### WHAT THE TASK ASKS:
Leave out the pictures and transcribe the rest of the records exactly.

*-*-*

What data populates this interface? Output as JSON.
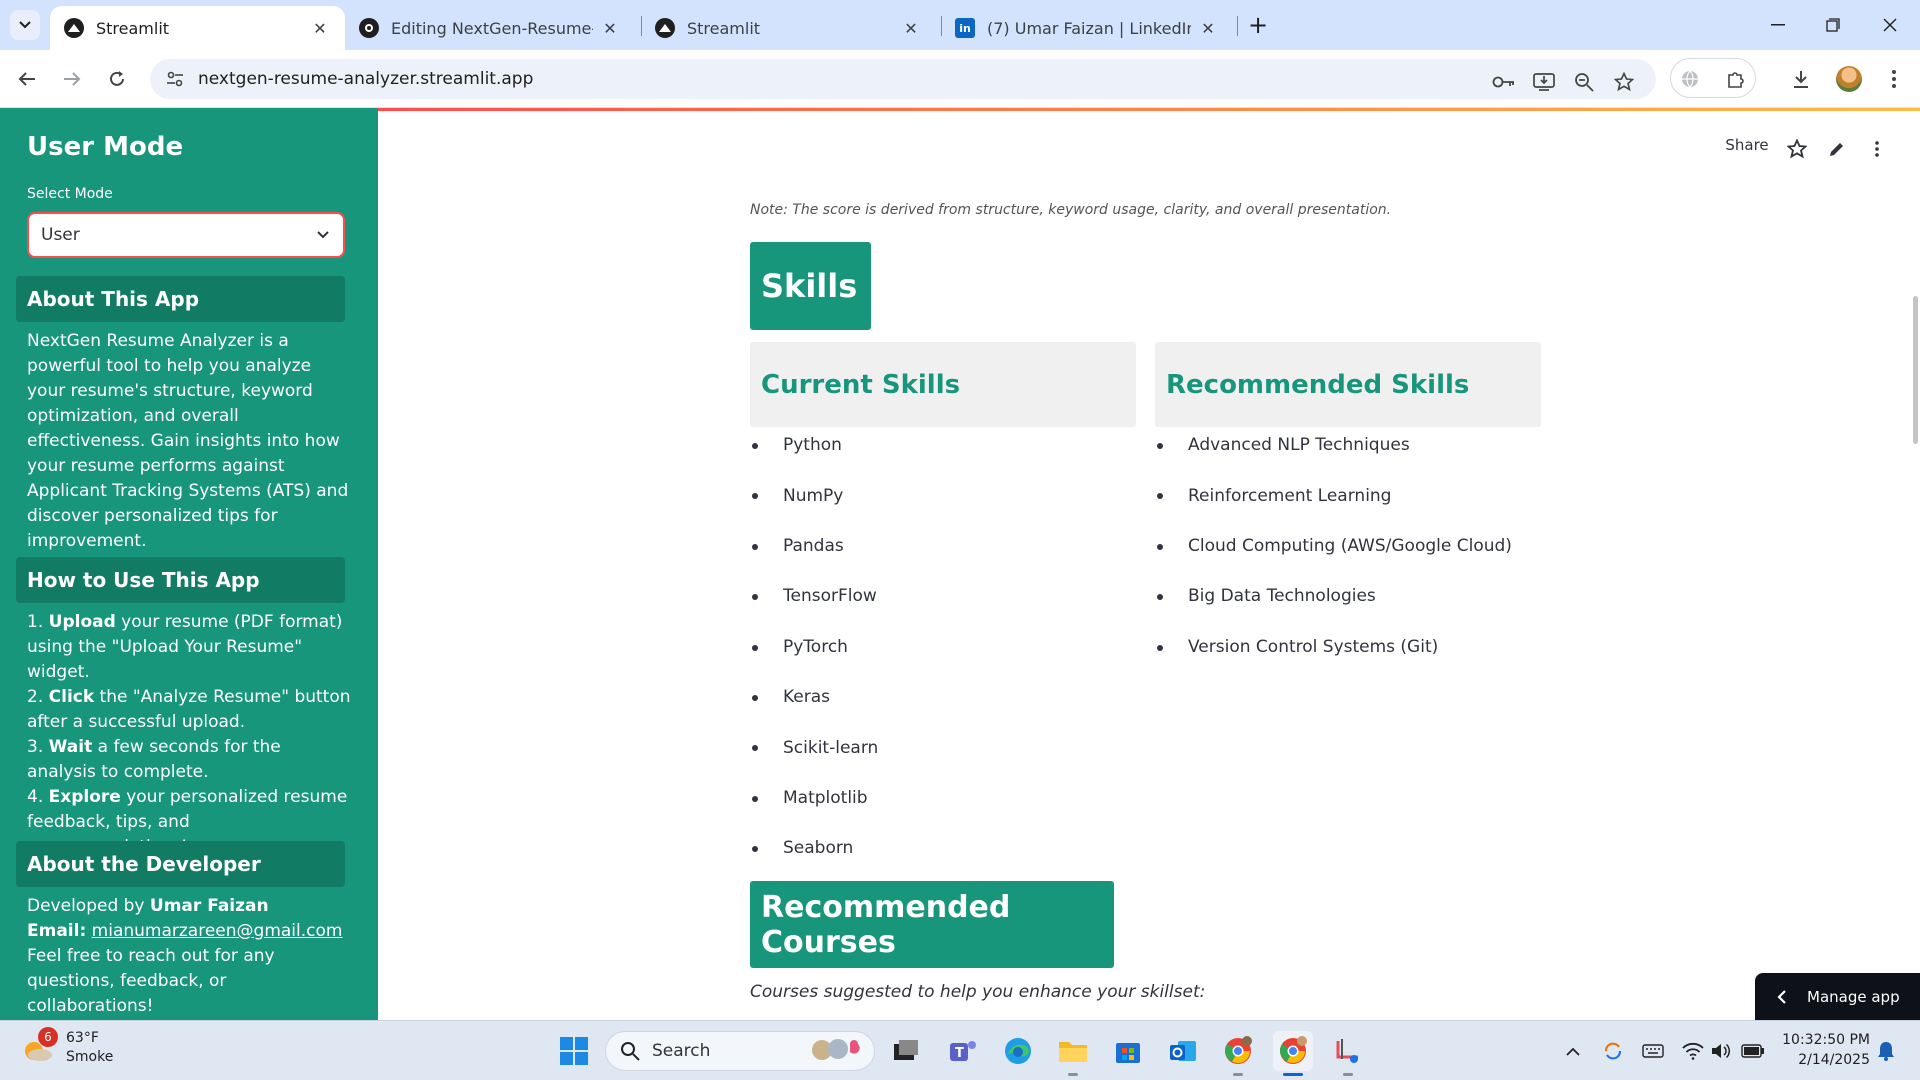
{
  "browser": {
    "tabs": [
      {
        "title": "Streamlit",
        "active": true
      },
      {
        "title": "Editing NextGen-Resume-Analy",
        "active": false
      },
      {
        "title": "Streamlit",
        "active": false
      },
      {
        "title": "(7) Umar Faizan | LinkedIn",
        "active": false
      }
    ],
    "url": "nextgen-resume-analyzer.streamlit.app"
  },
  "sidebar": {
    "title": "User Mode",
    "select_label": "Select Mode",
    "select_value": "User",
    "about": {
      "heading": "About This App",
      "text": "NextGen Resume Analyzer is a powerful tool to help you analyze your resume's structure, keyword optimization, and overall effectiveness. Gain insights into how your resume performs against Applicant Tracking Systems (ATS) and discover personalized tips for improvement."
    },
    "howto": {
      "heading": "How to Use This App",
      "steps": [
        {
          "num": "1.",
          "bold": "Upload",
          "rest": " your resume (PDF format) using the \"Upload Your Resume\" widget."
        },
        {
          "num": "2.",
          "bold": "Click",
          "rest": " the \"Analyze Resume\" button after a successful upload."
        },
        {
          "num": "3.",
          "bold": "Wait",
          "rest": " a few seconds for the analysis to complete."
        },
        {
          "num": "4.",
          "bold": "Explore",
          "rest": " your personalized resume feedback, tips, and recommendations!"
        }
      ]
    },
    "developer": {
      "heading": "About the Developer",
      "developed_by_label": "Developed by ",
      "name": "Umar Faizan",
      "email_label": "Email:",
      "email": "mianumarzareen@gmail.com",
      "outro": "Feel free to reach out for any questions, feedback, or collaborations!"
    }
  },
  "header": {
    "share_label": "Share"
  },
  "main": {
    "note": "Note: The score is derived from structure, keyword usage, clarity, and overall presentation.",
    "skills_heading": "Skills",
    "current_heading": "Current Skills",
    "recommended_heading": "Recommended Skills",
    "current_skills": [
      "Python",
      "NumPy",
      "Pandas",
      "TensorFlow",
      "PyTorch",
      "Keras",
      "Scikit-learn",
      "Matplotlib",
      "Seaborn"
    ],
    "recommended_skills": [
      "Advanced NLP Techniques",
      "Reinforcement Learning",
      "Cloud Computing (AWS/Google Cloud)",
      "Big Data Technologies",
      "Version Control Systems (Git)"
    ],
    "courses_heading": "Recommended Courses",
    "courses_note": "Courses suggested to help you enhance your skillset:",
    "manage_app_label": "Manage app"
  },
  "taskbar": {
    "weather_badge": "6",
    "temperature": "63°F",
    "condition": "Smoke",
    "search_placeholder": "Search",
    "time": "10:32:50 PM",
    "date": "2/14/2025"
  },
  "colors": {
    "sidebar_bg": "#17967b",
    "sidebar_box": "#117b64",
    "accent": "#ff4b4b",
    "heading_text": "#17967b",
    "tabstrip": "#d3e3fd"
  }
}
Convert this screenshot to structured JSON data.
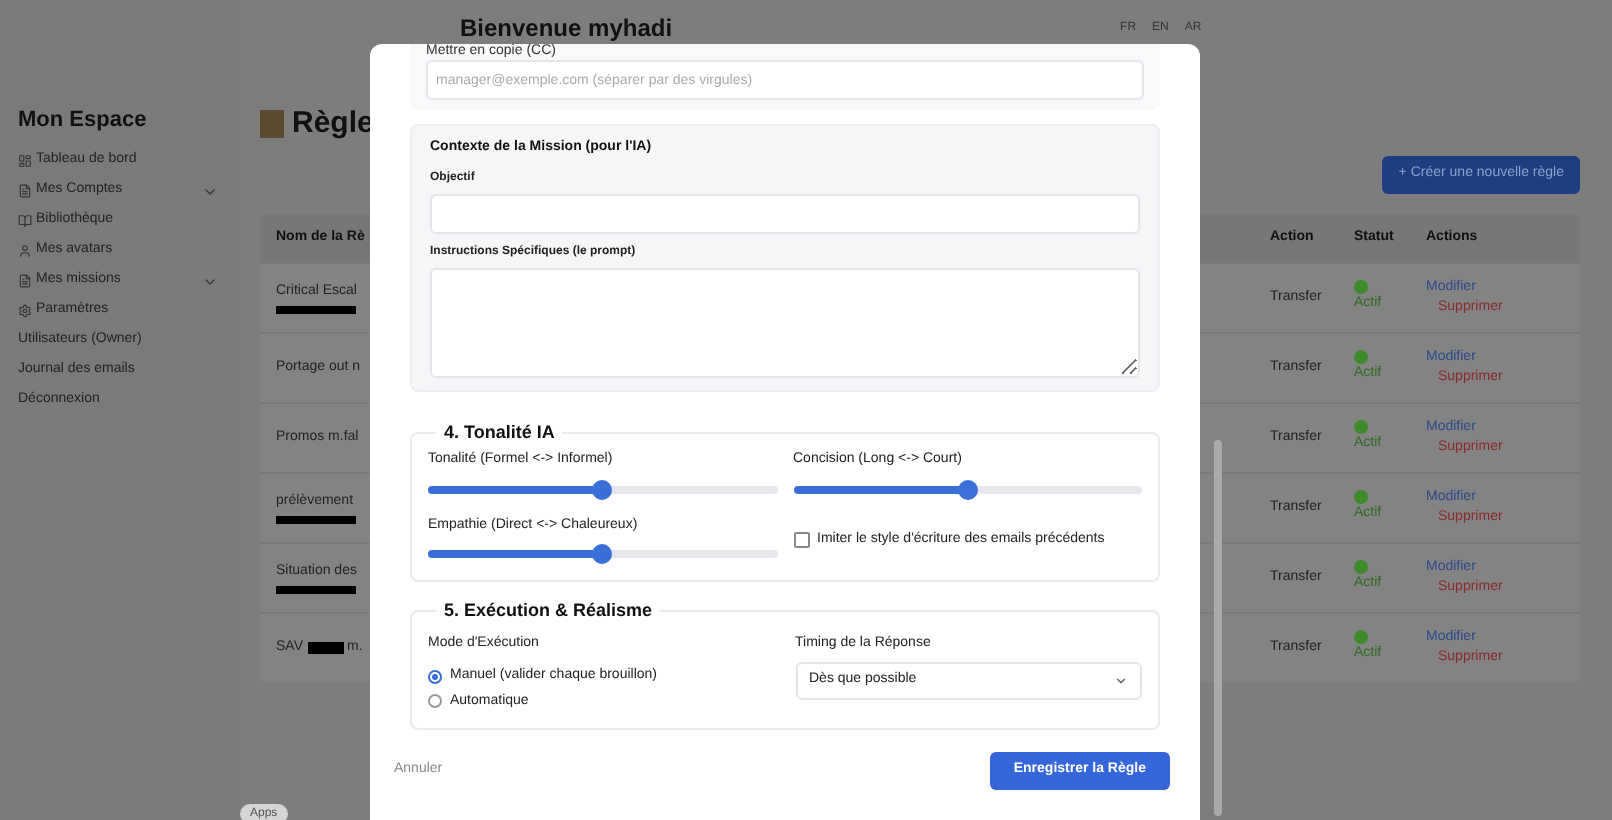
{
  "header": {
    "greeting": "Bienvenue myhadi",
    "languages": [
      "FR",
      "EN",
      "AR"
    ]
  },
  "sidebar": {
    "title": "Mon Espace",
    "items": [
      {
        "label": "Tableau de bord",
        "kind": "icon",
        "expandable": false
      },
      {
        "label": "Mes Comptes",
        "kind": "icon",
        "expandable": true
      },
      {
        "label": "Bibliothèque",
        "kind": "icon",
        "expandable": false
      },
      {
        "label": "Mes avatars",
        "kind": "icon",
        "expandable": false
      },
      {
        "label": "Mes missions",
        "kind": "icon",
        "expandable": true
      },
      {
        "label": "Paramètres",
        "kind": "icon",
        "expandable": false
      },
      {
        "label": "Utilisateurs (Owner)",
        "kind": "plain",
        "expandable": false
      },
      {
        "label": "Journal des emails",
        "kind": "plain",
        "expandable": false
      },
      {
        "label": "Déconnexion",
        "kind": "plain",
        "expandable": false
      }
    ]
  },
  "page": {
    "title": "Règle",
    "create_button": "+ Créer une nouvelle règle"
  },
  "table": {
    "columns": [
      "Nom de la Rè",
      "Action",
      "Statut",
      "Actions"
    ],
    "rows": [
      {
        "name": "Critical Escal",
        "kind": "redacted",
        "action": "Transfer",
        "status": "Actif",
        "edit": "Modifier",
        "delete": "Supprimer"
      },
      {
        "name": "Portage out n",
        "kind": "plain",
        "action": "Transfer",
        "status": "Actif",
        "edit": "Modifier",
        "delete": "Supprimer"
      },
      {
        "name": "Promos m.fal",
        "kind": "plain",
        "action": "Transfer",
        "status": "Actif",
        "edit": "Modifier",
        "delete": "Supprimer"
      },
      {
        "name": "prélèvement",
        "kind": "redacted",
        "action": "Transfer",
        "status": "Actif",
        "edit": "Modifier",
        "delete": "Supprimer"
      },
      {
        "name": "Situation des",
        "kind": "redacted",
        "action": "Transfer",
        "status": "Actif",
        "edit": "Modifier",
        "delete": "Supprimer"
      },
      {
        "name": "SAV",
        "suffix": "m.",
        "kind": "inline",
        "action": "Transfer",
        "status": "Actif",
        "edit": "Modifier",
        "delete": "Supprimer"
      }
    ]
  },
  "apps_button": "Apps",
  "modal": {
    "cc": {
      "label": "Mettre en copie (CC)",
      "placeholder": "manager@exemple.com (séparer par des virgules)"
    },
    "context": {
      "title": "Contexte de la Mission (pour l'IA)",
      "objective_label": "Objectif",
      "instructions_label": "Instructions Spécifiques (le prompt)"
    },
    "tone": {
      "title": "4. Tonalité IA",
      "sliders": [
        {
          "label": "Tonalité (Formel <-> Informel)",
          "level": 0.5
        },
        {
          "label": "Concision (Long <-> Court)",
          "level": 0.5
        },
        {
          "label": "Empathie (Direct <-> Chaleureux)",
          "level": 0.5
        }
      ],
      "imitate": {
        "label": "Imiter le style d'écriture des emails précédents",
        "checked": false
      }
    },
    "execution": {
      "title": "5. Exécution & Réalisme",
      "mode_label": "Mode d'Exécution",
      "modes": [
        {
          "label": "Manuel (valider chaque brouillon)",
          "selected": true
        },
        {
          "label": "Automatique",
          "selected": false
        }
      ],
      "timing_label": "Timing de la Réponse",
      "timing_value": "Dès que possible"
    },
    "cancel": "Annuler",
    "save": "Enregistrer la Règle"
  }
}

*-*-*

### SOLUTION TO THE EXERCISE:
What data populates this interface? Output as JSON.
{
  "browser": {
    "tabs": [
      {
        "title": "Streamlit",
        "active": true
      },
      {
        "title": "Editing NextGen-Resume-Analy",
        "active": false
      },
      {
        "title": "Streamlit",
        "active": false
      },
      {
        "title": "(7) Umar Faizan | LinkedIn",
        "active": false
      }
    ],
    "url": "nextgen-resume-analyzer.streamlit.app"
  },
  "sidebar": {
    "title": "User Mode",
    "select_label": "Select Mode",
    "select_value": "User",
    "about": {
      "heading": "About This App",
      "text": "NextGen Resume Analyzer is a powerful tool to help you analyze your resume's structure, keyword optimization, and overall effectiveness. Gain insights into how your resume performs against Applicant Tracking Systems (ATS) and discover personalized tips for improvement."
    },
    "howto": {
      "heading": "How to Use This App",
      "steps": [
        {
          "num": "1.",
          "bold": "Upload",
          "rest": " your resume (PDF format) using the \"Upload Your Resume\" widget."
        },
        {
          "num": "2.",
          "bold": "Click",
          "rest": " the \"Analyze Resume\" button after a successful upload."
        },
        {
          "num": "3.",
          "bold": "Wait",
          "rest": " a few seconds for the analysis to complete."
        },
        {
          "num": "4.",
          "bold": "Explore",
          "rest": " your personalized resume feedback, tips, and recommendations!"
        }
      ]
    },
    "developer": {
      "heading": "About the Developer",
      "developed_by_label": "Developed by ",
      "name": "Umar Faizan",
      "email_label": "Email:",
      "email": "mianumarzareen@gmail.com",
      "outro": "Feel free to reach out for any questions, feedback, or collaborations!"
    }
  },
  "header": {
    "share_label": "Share"
  },
  "main": {
    "note": "Note: The score is derived from structure, keyword usage, clarity, and overall presentation.",
    "skills_heading": "Skills",
    "current_heading": "Current Skills",
    "recommended_heading": "Recommended Skills",
    "current_skills": [
      "Python",
      "NumPy",
      "Pandas",
      "TensorFlow",
      "PyTorch",
      "Keras",
      "Scikit-learn",
      "Matplotlib",
      "Seaborn"
    ],
    "recommended_skills": [
      "Advanced NLP Techniques",
      "Reinforcement Learning",
      "Cloud Computing (AWS/Google Cloud)",
      "Big Data Technologies",
      "Version Control Systems (Git)"
    ],
    "courses_heading": "Recommended Courses",
    "courses_note": "Courses suggested to help you enhance your skillset:",
    "manage_app_label": "Manage app"
  },
  "taskbar": {
    "weather_badge": "6",
    "temperature": "63°F",
    "condition": "Smoke",
    "search_placeholder": "Search",
    "time": "10:32:50 PM",
    "date": "2/14/2025"
  },
  "colors": {
    "sidebar_bg": "#17967b",
    "sidebar_box": "#117b64",
    "accent": "#ff4b4b",
    "heading_text": "#17967b",
    "tabstrip": "#d3e3fd"
  }
}
Convert this screenshot to structured JSON data.
{
  "header": {
    "greeting": "Bienvenue myhadi",
    "languages": [
      "FR",
      "EN",
      "AR"
    ]
  },
  "sidebar": {
    "title": "Mon Espace",
    "items": [
      {
        "label": "Tableau de bord",
        "kind": "icon",
        "expandable": false
      },
      {
        "label": "Mes Comptes",
        "kind": "icon",
        "expandable": true
      },
      {
        "label": "Bibliothèque",
        "kind": "icon",
        "expandable": false
      },
      {
        "label": "Mes avatars",
        "kind": "icon",
        "expandable": false
      },
      {
        "label": "Mes missions",
        "kind": "icon",
        "expandable": true
      },
      {
        "label": "Paramètres",
        "kind": "icon",
        "expandable": false
      },
      {
        "label": "Utilisateurs (Owner)",
        "kind": "plain",
        "expandable": false
      },
      {
        "label": "Journal des emails",
        "kind": "plain",
        "expandable": false
      },
      {
        "label": "Déconnexion",
        "kind": "plain",
        "expandable": false
      }
    ]
  },
  "page": {
    "title": "Règle",
    "create_button": "+ Créer une nouvelle règle"
  },
  "table": {
    "columns": [
      "Nom de la Rè",
      "Action",
      "Statut",
      "Actions"
    ],
    "rows": [
      {
        "name": "Critical Escal",
        "kind": "redacted",
        "action": "Transfer",
        "status": "Actif",
        "edit": "Modifier",
        "delete": "Supprimer"
      },
      {
        "name": "Portage out n",
        "kind": "plain",
        "action": "Transfer",
        "status": "Actif",
        "edit": "Modifier",
        "delete": "Supprimer"
      },
      {
        "name": "Promos m.fal",
        "kind": "plain",
        "action": "Transfer",
        "status": "Actif",
        "edit": "Modifier",
        "delete": "Supprimer"
      },
      {
        "name": "prélèvement",
        "kind": "redacted",
        "action": "Transfer",
        "status": "Actif",
        "edit": "Modifier",
        "delete": "Supprimer"
      },
      {
        "name": "Situation des",
        "kind": "redacted",
        "action": "Transfer",
        "status": "Actif",
        "edit": "Modifier",
        "delete": "Supprimer"
      },
      {
        "name": "SAV",
        "suffix": "m.",
        "kind": "inline",
        "action": "Transfer",
        "status": "Actif",
        "edit": "Modifier",
        "delete": "Supprimer"
      }
    ]
  },
  "apps_button": "Apps",
  "modal": {
    "cc": {
      "label": "Mettre en copie (CC)",
      "placeholder": "manager@exemple.com (séparer par des virgules)"
    },
    "context": {
      "title": "Contexte de la Mission (pour l'IA)",
      "objective_label": "Objectif",
      "instructions_label": "Instructions Spécifiques (le prompt)"
    },
    "tone": {
      "title": "4. Tonalité IA",
      "sliders": [
        {
          "label": "Tonalité (Formel <-> Informel)",
          "level": 0.5
        },
        {
          "label": "Concision (Long <-> Court)",
          "level": 0.5
        },
        {
          "label": "Empathie (Direct <-> Chaleureux)",
          "level": 0.5
        }
      ],
      "imitate": {
        "label": "Imiter le style d'écriture des emails précédents",
        "checked": false
      }
    },
    "execution": {
      "title": "5. Exécution & Réalisme",
      "mode_label": "Mode d'Exécution",
      "modes": [
        {
          "label": "Manuel (valider chaque brouillon)",
          "selected": true
        },
        {
          "label": "Automatique",
          "selected": false
        }
      ],
      "timing_label": "Timing de la Réponse",
      "timing_value": "Dès que possible"
    },
    "cancel": "Annuler",
    "save": "Enregistrer la Règle"
  }
}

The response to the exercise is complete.